··· PROVIDED RECORDS ···
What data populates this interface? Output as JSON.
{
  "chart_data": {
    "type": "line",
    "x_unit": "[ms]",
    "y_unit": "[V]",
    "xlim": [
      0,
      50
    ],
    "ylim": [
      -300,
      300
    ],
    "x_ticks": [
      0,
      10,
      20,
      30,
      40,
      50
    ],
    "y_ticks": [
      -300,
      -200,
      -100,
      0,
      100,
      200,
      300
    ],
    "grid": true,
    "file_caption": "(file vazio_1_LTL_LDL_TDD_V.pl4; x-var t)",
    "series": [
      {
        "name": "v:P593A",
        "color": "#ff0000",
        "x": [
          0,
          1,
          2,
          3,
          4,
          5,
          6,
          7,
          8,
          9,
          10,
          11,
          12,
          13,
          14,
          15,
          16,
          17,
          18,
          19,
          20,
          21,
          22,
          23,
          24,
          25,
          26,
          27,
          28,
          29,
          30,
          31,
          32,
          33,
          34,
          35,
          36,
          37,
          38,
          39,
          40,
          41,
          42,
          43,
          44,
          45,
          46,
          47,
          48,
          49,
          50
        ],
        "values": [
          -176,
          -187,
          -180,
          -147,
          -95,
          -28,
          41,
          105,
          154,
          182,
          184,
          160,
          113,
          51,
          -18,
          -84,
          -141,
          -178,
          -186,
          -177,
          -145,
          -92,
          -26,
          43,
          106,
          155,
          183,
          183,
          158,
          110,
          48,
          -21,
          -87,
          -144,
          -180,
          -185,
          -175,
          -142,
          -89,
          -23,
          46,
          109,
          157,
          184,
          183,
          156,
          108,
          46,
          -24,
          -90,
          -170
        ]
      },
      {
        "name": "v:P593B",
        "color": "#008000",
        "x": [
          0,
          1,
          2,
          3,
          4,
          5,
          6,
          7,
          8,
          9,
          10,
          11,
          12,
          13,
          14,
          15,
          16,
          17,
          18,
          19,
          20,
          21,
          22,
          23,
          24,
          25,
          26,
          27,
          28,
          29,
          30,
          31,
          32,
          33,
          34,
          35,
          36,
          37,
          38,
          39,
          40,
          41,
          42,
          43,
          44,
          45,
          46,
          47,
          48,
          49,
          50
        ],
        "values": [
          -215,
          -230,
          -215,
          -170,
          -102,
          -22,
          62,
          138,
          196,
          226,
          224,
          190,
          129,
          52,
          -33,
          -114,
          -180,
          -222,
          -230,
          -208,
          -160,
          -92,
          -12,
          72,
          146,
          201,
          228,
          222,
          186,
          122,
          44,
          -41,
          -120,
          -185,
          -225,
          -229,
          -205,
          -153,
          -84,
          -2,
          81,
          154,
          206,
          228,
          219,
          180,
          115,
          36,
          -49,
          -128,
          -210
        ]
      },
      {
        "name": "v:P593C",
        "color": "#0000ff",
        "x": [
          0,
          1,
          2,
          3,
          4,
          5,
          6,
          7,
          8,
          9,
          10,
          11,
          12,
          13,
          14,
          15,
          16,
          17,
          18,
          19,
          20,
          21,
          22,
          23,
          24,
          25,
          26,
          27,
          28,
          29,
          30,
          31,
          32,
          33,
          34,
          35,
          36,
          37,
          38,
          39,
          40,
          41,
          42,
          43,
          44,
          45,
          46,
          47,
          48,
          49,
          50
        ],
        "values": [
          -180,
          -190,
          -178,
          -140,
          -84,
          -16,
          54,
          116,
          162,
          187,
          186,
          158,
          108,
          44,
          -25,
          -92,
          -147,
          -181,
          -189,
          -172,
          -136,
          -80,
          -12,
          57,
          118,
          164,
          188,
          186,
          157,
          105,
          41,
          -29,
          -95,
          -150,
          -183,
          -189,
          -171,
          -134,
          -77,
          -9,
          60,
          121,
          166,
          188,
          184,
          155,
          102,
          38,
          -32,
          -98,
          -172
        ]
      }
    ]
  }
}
···
## YOUR OBJECTIVE
Identify the lines in the entries that hold "color" and return each one.

## EXERCISE RESULT
        "color": "#ff0000",
        "color": "#008000",
        "color": "#0000ff",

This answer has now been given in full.